### WHAT THE TASK ASKS
All the data below goes into the copy word for word, but the pictures don't.

Collected data
◆ ◆ ◆ ◆
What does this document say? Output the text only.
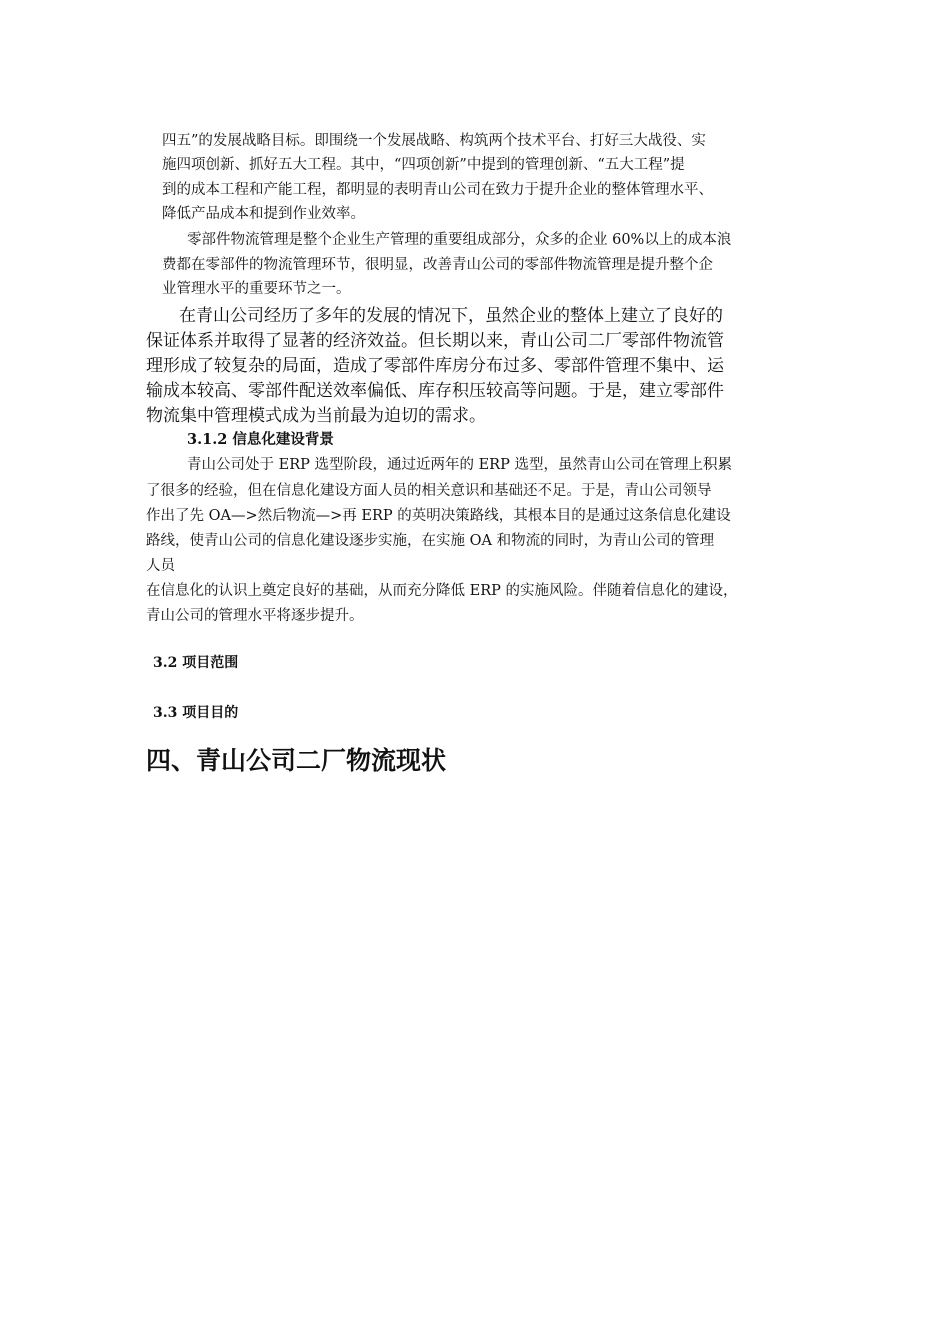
四五”的发展战略目标。即围绕一个发展战略、构筑两个技术平台、打好三大战役、实
施四项创新、抓好五大工程。其中，“四项创新”中提到的管理创新、“五大工程”提
到的成本工程和产能工程，都明显的表明青山公司在致力于提升企业的整体管理水平、
降低产品成本和提到作业效率。
零部件物流管理是整个企业生产管理的重要组成部分，众多的企业 60%以上的成本浪
费都在零部件的物流管理环节，很明显，改善青山公司的零部件物流管理是提升整个企
业管理水平的重要环节之一。
在青山公司经历了多年的发展的情况下，虽然企业的整体上建立了良好的
保证体系并取得了显著的经济效益。但长期以来，青山公司二厂零部件物流管
理形成了较复杂的局面，造成了零部件库房分布过多、零部件管理不集中、运
输成本较高、零部件配送效率偏低、库存积压较高等问题。于是，建立零部件
物流集中管理模式成为当前最为迫切的需求。
3.1.2 信息化建设背景
青山公司处于 ERP 选型阶段，通过近两年的 ERP 选型，虽然青山公司在管理上积累
了很多的经验，但在信息化建设方面人员的相关意识和基础还不足。于是，青山公司领导
作出了先 OA—>然后物流—>再 ERP 的英明决策路线，其根本目的是通过这条信息化建设
路线，使青山公司的信息化建设逐步实施，在实施 OA 和物流的同时，为青山公司的管理
人员
在信息化的认识上奠定良好的基础，从而充分降低 ERP 的实施风险。伴随着信息化的建设，
青山公司的管理水平将逐步提升。
3.2 项目范围
3.3 项目目的
四、青山公司二厂物流现状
◆ ◆ ◆ ◆
### WRITTEN RESPONSE
What does this document say? Output the text only.
四五”的发展战略目标。即围绕一个发展战略、构筑两个技术平台、打好三大战役、实
施四项创新、抓好五大工程。其中，“四项创新”中提到的管理创新、“五大工程”提
到的成本工程和产能工程，都明显的表明青山公司在致力于提升企业的整体管理水平、
降低产品成本和提到作业效率。
零部件物流管理是整个企业生产管理的重要组成部分，众多的企业 60%以上的成本浪
费都在零部件的物流管理环节，很明显，改善青山公司的零部件物流管理是提升整个企
业管理水平的重要环节之一。
在青山公司经历了多年的发展的情况下，虽然企业的整体上建立了良好的
保证体系并取得了显著的经济效益。但长期以来，青山公司二厂零部件物流管
理形成了较复杂的局面，造成了零部件库房分布过多、零部件管理不集中、运
输成本较高、零部件配送效率偏低、库存积压较高等问题。于是，建立零部件
物流集中管理模式成为当前最为迫切的需求。
3.1.2 信息化建设背景
青山公司处于 ERP 选型阶段，通过近两年的 ERP 选型，虽然青山公司在管理上积累
了很多的经验，但在信息化建设方面人员的相关意识和基础还不足。于是，青山公司领导
作出了先 OA—>然后物流—>再 ERP 的英明决策路线，其根本目的是通过这条信息化建设
路线，使青山公司的信息化建设逐步实施，在实施 OA 和物流的同时，为青山公司的管理
人员
在信息化的认识上奠定良好的基础，从而充分降低 ERP 的实施风险。伴随着信息化的建设，
青山公司的管理水平将逐步提升。
3.2 项目范围
3.3 项目目的
四、青山公司二厂物流现状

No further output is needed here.